PAGE TEXT:

NBN Co has started design and construction work to roll out fibre-to-the-basement to around 6000 apartments across Sydney, Melbourne and the ACT.

The 43 apartment blocks will be the first to be connected to the NBN via fibre-to-the-basement (FTTB) technology.
The first 2000 apartments are forecast to be ready for service by the end of March, and NBN Co expects the remaining 4000 will be ready by the end of June.
NBN Co will target the Sydney CBD, Balmain, Elizabeth Bay, Erskineville, Haymarket, Rushcutters Bay, Potts Point, Pyrmont, Randwick, Mascot, Alexandria, and St Leonards in New South Wales. TPG is also rolling out FTTB to Pyrmont and the Sydney CBD.
In Victoria, NBN Co will roll out FTTB to Carlton, Keysborough and Brunswick, and to Civic in the ACT.
NBN Co starting trialling FTTB technology more than a year ago in response to the competitive threat posed by internet service provider TPG and its efforts to connect 500,000 city apartments with its own FTTB services.
NBN Co started business readiness testing and retail service provider onboarding this month ahead of a planned March FTTB product release.
NBN Co's FTTB pilot - involving 45 end-users in inner-city Melbourne - reported peak average download speeds of 89 Mbps and average upload speeds of 36 Mbps.
The federal government moved to block TPG's efforts late last year by introducing a new carrier licence condition that would force TPG to provide wholesale access on its network and structurally separate its retail and wholesale businesses.
Earlier this month TPG suspended sales of its FTTB product after claiming it had not been given enough time to develop a wholesale product before the Government's mandated January 1 2015 deadline.
TPG told Govt it wouldn't be able to meet deadline
TPG warned Communications Minister Malcolm Turnbull late last year it would not be able to meet the January 1 deadline, and asked him to hold off on introducing the license while the company completed a wholesale product it had already started developing.

COLLECTED DATA:

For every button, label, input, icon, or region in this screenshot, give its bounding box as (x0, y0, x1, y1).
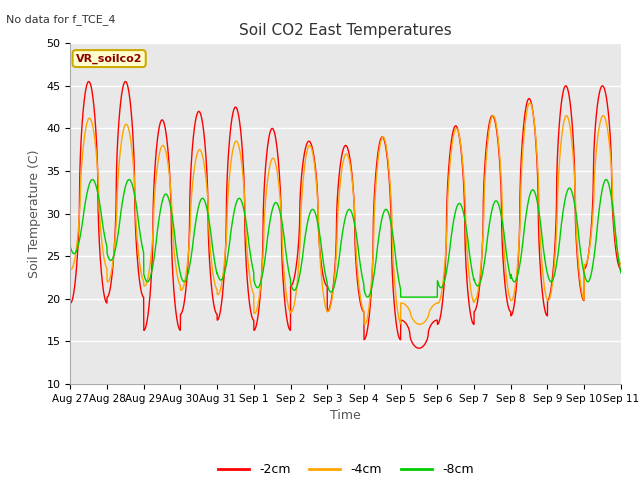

PROBLEMS TO WORK ON:
1) From the article about NBN Co's fibre-to-the-basement rollout, list every place outside New South Wales where NBN Co will roll out FTTB.
2) Write the next paragraph of the article about NBN Co's fibre-to-the-basement rollout, picking up after its final sentence.

OUTPUTS BY TASK:
1)
Carlton
Keysborough
Brunswick
Civic

2)
In its submission [pdf] to the Government's draft carrier license condition (CLC) process, which ran prior to the introduction of the condition, TPG said the proposal did not give affected carriers enough time to meet the new requirements.
TPG general counsel Tony Moffat said the company was already developing a wholesale product but would need more than a few weeks to implement the offering.
"The product would have been very attractive to wholesale customers," Moffat wrote.
"Once the draft CLC was issued, we were forced to put the implementation of that development work on hold. It would be impossible for us to offer the product at the price point if the CLC is implemented, since the costs associated with compliance with the CLC are huge."
Moffat said TPG's wholesale product would have offered a $40 monthly price point with 100Mbps download speeds and backhaul at no additional cost.
He argued that product represented a better offer than the $27 monthly product put forward in the Government's carrier license condition, which doesn't include backhaul and only offers 25Mbps/5Mbps speeds.
He criticised the Government for lumping harsher regulations on TPG than it had with incumbent Telstra, and argued that such a license condition should only be introduced at the time market failure occurs.
"Even now, in 2014, Telstra is not subject to the same conditions as the draft CLC would impose on TPG," Moffat wrote.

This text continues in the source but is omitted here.